## TRY IT
Whether an entry is long or short, retype it exactly.
++++ WORKING DATA
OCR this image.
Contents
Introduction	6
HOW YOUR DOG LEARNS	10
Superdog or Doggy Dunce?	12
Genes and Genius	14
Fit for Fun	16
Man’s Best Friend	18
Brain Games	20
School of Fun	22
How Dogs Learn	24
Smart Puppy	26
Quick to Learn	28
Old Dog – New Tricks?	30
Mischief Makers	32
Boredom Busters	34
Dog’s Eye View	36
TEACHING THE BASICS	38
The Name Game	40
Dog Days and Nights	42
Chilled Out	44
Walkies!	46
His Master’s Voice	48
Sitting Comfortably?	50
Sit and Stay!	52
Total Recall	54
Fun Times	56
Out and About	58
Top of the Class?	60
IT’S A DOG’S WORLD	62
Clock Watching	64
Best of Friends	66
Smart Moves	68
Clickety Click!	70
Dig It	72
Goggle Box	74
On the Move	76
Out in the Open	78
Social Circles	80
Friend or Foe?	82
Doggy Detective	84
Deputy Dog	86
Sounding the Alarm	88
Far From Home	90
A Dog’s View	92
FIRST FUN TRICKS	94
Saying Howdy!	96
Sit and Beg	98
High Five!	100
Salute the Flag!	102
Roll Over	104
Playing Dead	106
++++++++
## COMPLETED EXERCISE
OCR this image.
Contents
Introduction	6
HOW YOUR DOG LEARNS	10
Superdog or Doggy Dunce?	12
Genes and Genius	14
Fit for Fun	16
Man’s Best Friend	18
Brain Games	20
School of Fun	22
How Dogs Learn	24
Smart Puppy	26
Quick to Learn	28
Old Dog – New Tricks?	30
Mischief Makers	32
Boredom Busters	34
Dog’s Eye View	36
TEACHING THE BASICS	38
The Name Game	40
Dog Days and Nights	42
Chilled Out	44
Walkies!	46
His Master’s Voice	48
Sitting Comfortably?	50
Sit and Stay!	52
Total Recall	54
Fun Times	56
Out and About	58
Top of the Class?	60
IT’S A DOG’S WORLD	62
Clock Watching	64
Best of Friends	66
Smart Moves	68
Clickety Click!	70
Dig It	72
Goggle Box	74
On the Move	76
Out in the Open	78
Social Circles	80
Friend or Foe?	82
Doggy Detective	84
Deputy Dog	86
Sounding the Alarm	88
Far From Home	90
A Dog’s View	92
FIRST FUN TRICKS	94
Saying Howdy!	96
Sit and Beg	98
High Five!	100
Salute the Flag!	102
Roll Over	104
Playing Dead	106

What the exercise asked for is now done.